Make an exact copy of the records, with the images left out.

=== Input material ===

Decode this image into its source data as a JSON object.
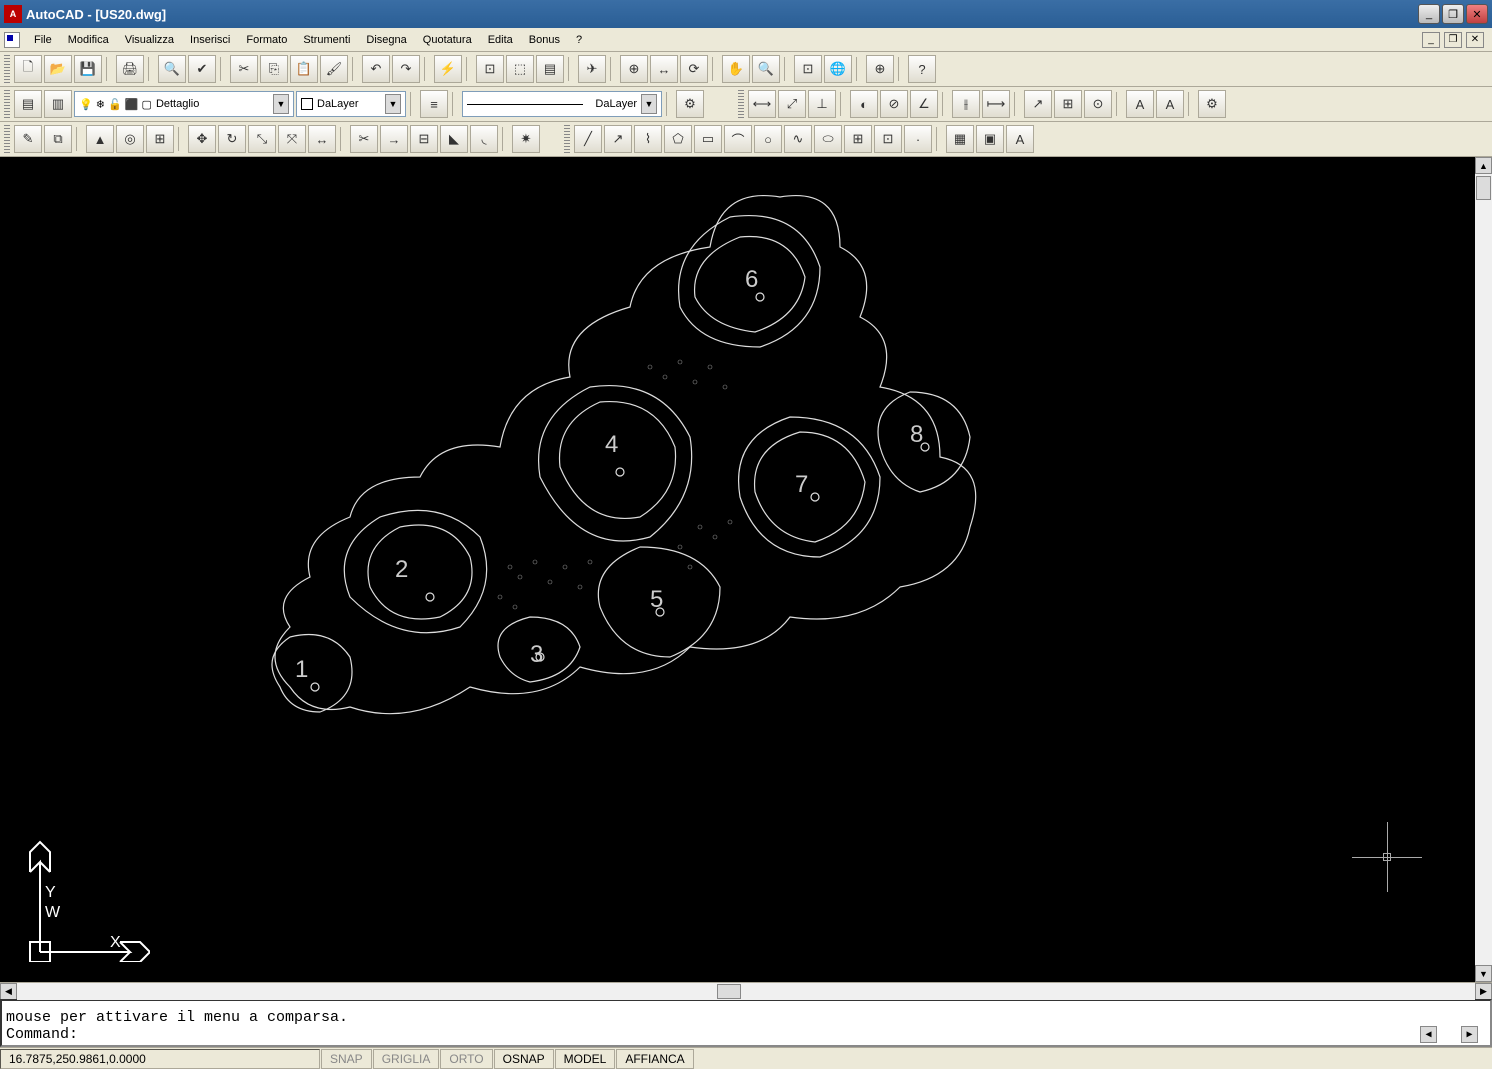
{
  "title": "AutoCAD - [US20.dwg]",
  "menu": [
    "File",
    "Modifica",
    "Visualizza",
    "Inserisci",
    "Formato",
    "Strumenti",
    "Disegna",
    "Quotatura",
    "Edita",
    "Bonus",
    "?"
  ],
  "layer": {
    "current": "Dettaglio",
    "color_label": "DaLayer",
    "linetype_label": "DaLayer"
  },
  "command": {
    "history_line": "mouse per attivare il menu a comparsa.",
    "prompt": "Command:"
  },
  "status": {
    "coords": "16.7875,250.9861,0.0000",
    "toggles": [
      "SNAP",
      "GRIGLIA",
      "ORTO",
      "OSNAP",
      "MODEL",
      "AFFIANCA"
    ],
    "toggle_active": [
      false,
      false,
      false,
      true,
      true,
      true
    ]
  },
  "drawing_labels": [
    "1",
    "2",
    "3",
    "4",
    "5",
    "6",
    "7",
    "8"
  ],
  "ucs": {
    "x": "X",
    "y": "Y",
    "w": "W"
  },
  "toolbar_icons": {
    "row1": [
      "new",
      "open",
      "save",
      "print",
      "preview",
      "spell",
      "cut",
      "copy",
      "paste",
      "match",
      "undo",
      "redo",
      "launch",
      "pan",
      "pan-rt",
      "hatch",
      "layers",
      "snap",
      "dist",
      "xline",
      "zoom-win",
      "zoom-prev",
      "zoom-all",
      "help",
      "help2"
    ],
    "row2_left": [
      "layer-1",
      "layer-2"
    ],
    "row2_right": [
      "prop",
      "dim1",
      "dim2",
      "dim3",
      "ucs1",
      "ucs2",
      "ucs3",
      "br1",
      "br2",
      "br3",
      "br4",
      "br5",
      "a1",
      "a2",
      "a3"
    ],
    "row3": [
      "ed1",
      "ed2",
      "mir",
      "arr",
      "grid4",
      "move",
      "rot",
      "scale",
      "stretch",
      "trim",
      "ext",
      "break",
      "fillet",
      "chamf",
      "expl",
      "line",
      "xln",
      "pline",
      "arc",
      "circ",
      "rect",
      "curve",
      "don",
      "wave",
      "ell",
      "blk",
      "blk2",
      "dd",
      "hatch2",
      "cam",
      "text"
    ]
  }
}
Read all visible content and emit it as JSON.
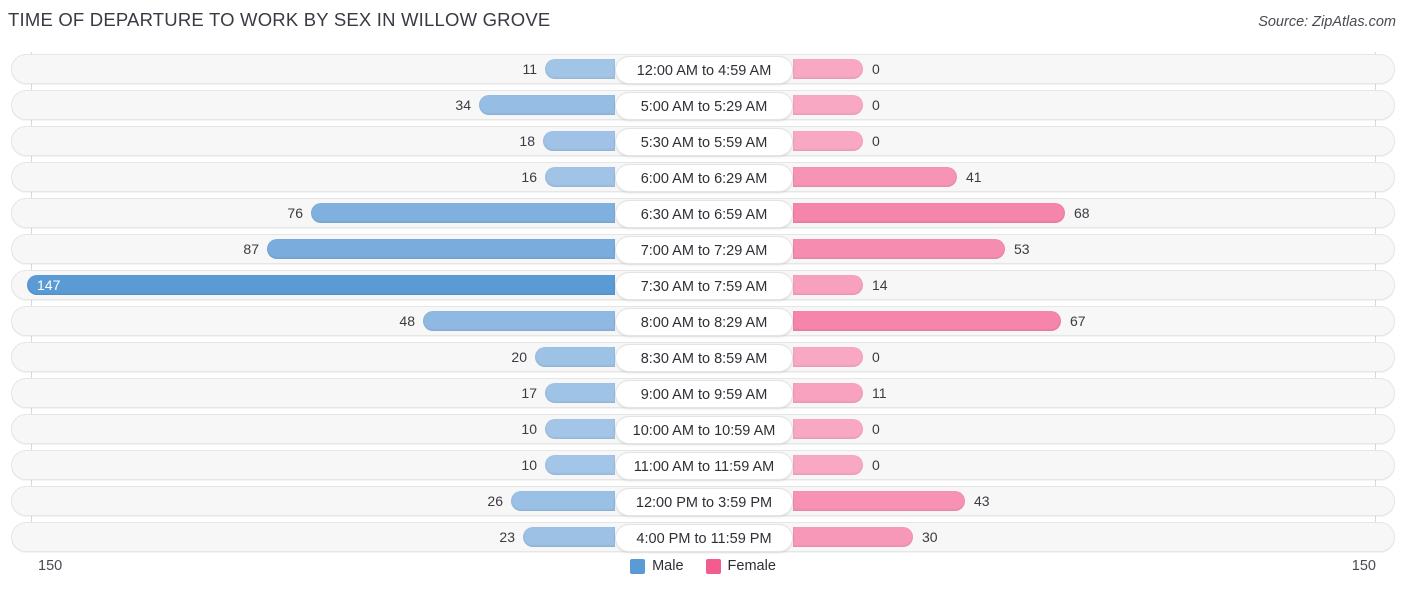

===

Answer to the task
Decode this image into its source data as a JSON object.
{
  "title": "AutoCAD - [US20.dwg]",
  "menu": [
    "File",
    "Modifica",
    "Visualizza",
    "Inserisci",
    "Formato",
    "Strumenti",
    "Disegna",
    "Quotatura",
    "Edita",
    "Bonus",
    "?"
  ],
  "layer": {
    "current": "Dettaglio",
    "color_label": "DaLayer",
    "linetype_label": "DaLayer"
  },
  "command": {
    "history_line": "mouse per attivare il menu a comparsa.",
    "prompt": "Command:"
  },
  "status": {
    "coords": "16.7875,250.9861,0.0000",
    "toggles": [
      "SNAP",
      "GRIGLIA",
      "ORTO",
      "OSNAP",
      "MODEL",
      "AFFIANCA"
    ],
    "toggle_active": [
      false,
      false,
      false,
      true,
      true,
      true
    ]
  },
  "drawing_labels": [
    "1",
    "2",
    "3",
    "4",
    "5",
    "6",
    "7",
    "8"
  ],
  "ucs": {
    "x": "X",
    "y": "Y",
    "w": "W"
  },
  "toolbar_icons": {
    "row1": [
      "new",
      "open",
      "save",
      "print",
      "preview",
      "spell",
      "cut",
      "copy",
      "paste",
      "match",
      "undo",
      "redo",
      "launch",
      "pan",
      "pan-rt",
      "hatch",
      "layers",
      "snap",
      "dist",
      "xline",
      "zoom-win",
      "zoom-prev",
      "zoom-all",
      "help",
      "help2"
    ],
    "row2_left": [
      "layer-1",
      "layer-2"
    ],
    "row2_right": [
      "prop",
      "dim1",
      "dim2",
      "dim3",
      "ucs1",
      "ucs2",
      "ucs3",
      "br1",
      "br2",
      "br3",
      "br4",
      "br5",
      "a1",
      "a2",
      "a3"
    ],
    "row3": [
      "ed1",
      "ed2",
      "mir",
      "arr",
      "grid4",
      "move",
      "rot",
      "scale",
      "stretch",
      "trim",
      "ext",
      "break",
      "fillet",
      "chamf",
      "expl",
      "line",
      "xln",
      "pline",
      "arc",
      "circ",
      "rect",
      "curve",
      "don",
      "wave",
      "ell",
      "blk",
      "blk2",
      "dd",
      "hatch2",
      "cam",
      "text"
    ]
  }
}
Read all visible content and emit it as JSON.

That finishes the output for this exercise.